* [What you should do]
Each line containing the word "명품가구" must be collected.

━━ Records for this task ━━

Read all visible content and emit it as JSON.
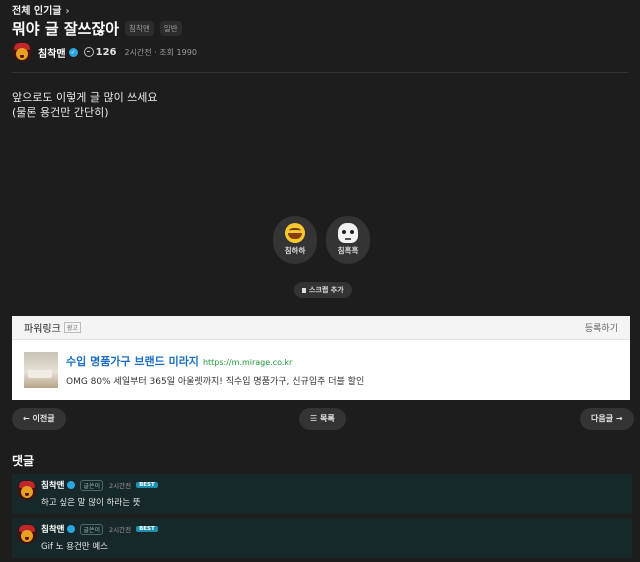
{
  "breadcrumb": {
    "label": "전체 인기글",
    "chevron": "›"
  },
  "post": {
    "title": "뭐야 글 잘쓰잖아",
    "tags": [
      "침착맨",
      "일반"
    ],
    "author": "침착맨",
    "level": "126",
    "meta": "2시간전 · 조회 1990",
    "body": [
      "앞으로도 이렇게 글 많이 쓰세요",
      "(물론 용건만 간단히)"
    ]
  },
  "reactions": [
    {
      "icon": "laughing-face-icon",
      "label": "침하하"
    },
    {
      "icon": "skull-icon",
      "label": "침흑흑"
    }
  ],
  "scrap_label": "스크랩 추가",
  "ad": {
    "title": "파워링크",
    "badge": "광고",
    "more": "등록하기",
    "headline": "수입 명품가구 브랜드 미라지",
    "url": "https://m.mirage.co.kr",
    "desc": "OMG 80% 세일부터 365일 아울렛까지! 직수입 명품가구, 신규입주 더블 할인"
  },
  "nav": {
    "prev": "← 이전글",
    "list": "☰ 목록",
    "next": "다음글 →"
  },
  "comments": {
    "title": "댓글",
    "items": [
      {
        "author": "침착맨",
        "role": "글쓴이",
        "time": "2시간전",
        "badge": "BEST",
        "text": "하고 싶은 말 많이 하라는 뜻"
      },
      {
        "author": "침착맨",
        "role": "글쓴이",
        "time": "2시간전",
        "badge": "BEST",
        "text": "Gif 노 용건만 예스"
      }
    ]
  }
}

━━━
━━ Records for this task ━━

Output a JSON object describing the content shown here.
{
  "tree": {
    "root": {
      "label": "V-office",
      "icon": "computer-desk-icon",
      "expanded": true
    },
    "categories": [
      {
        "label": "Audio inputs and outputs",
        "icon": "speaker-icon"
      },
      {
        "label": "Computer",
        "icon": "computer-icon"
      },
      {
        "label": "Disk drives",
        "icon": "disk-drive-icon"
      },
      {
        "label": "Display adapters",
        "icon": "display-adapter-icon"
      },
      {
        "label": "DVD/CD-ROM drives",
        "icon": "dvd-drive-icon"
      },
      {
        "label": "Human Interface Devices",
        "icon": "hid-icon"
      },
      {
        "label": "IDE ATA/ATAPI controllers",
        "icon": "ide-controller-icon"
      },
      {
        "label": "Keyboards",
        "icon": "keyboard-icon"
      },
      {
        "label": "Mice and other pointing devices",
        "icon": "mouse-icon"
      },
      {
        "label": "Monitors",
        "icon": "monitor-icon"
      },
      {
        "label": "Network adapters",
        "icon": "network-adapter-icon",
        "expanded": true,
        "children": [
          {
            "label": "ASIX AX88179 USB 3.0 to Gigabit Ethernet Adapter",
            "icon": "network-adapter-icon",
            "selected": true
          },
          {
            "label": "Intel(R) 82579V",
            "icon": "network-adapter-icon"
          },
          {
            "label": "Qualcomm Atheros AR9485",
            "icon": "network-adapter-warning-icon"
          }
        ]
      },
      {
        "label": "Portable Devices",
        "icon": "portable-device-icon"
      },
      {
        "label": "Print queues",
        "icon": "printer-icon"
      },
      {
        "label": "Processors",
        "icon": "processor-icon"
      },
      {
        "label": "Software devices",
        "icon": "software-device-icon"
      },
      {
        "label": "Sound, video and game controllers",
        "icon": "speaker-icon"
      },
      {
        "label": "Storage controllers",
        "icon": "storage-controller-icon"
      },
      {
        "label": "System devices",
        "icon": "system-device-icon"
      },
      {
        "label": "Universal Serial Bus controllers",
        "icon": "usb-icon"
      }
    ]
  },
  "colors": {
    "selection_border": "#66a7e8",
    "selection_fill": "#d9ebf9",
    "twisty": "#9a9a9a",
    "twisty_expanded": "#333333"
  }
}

━━━

* [Completed exercise]
    "headline": "수입 명품가구 브랜드 미라지",
    "desc": "OMG 80% 세일부터 365일 아울렛까지! 직수입 명품가구, 신규입주 더블 할인"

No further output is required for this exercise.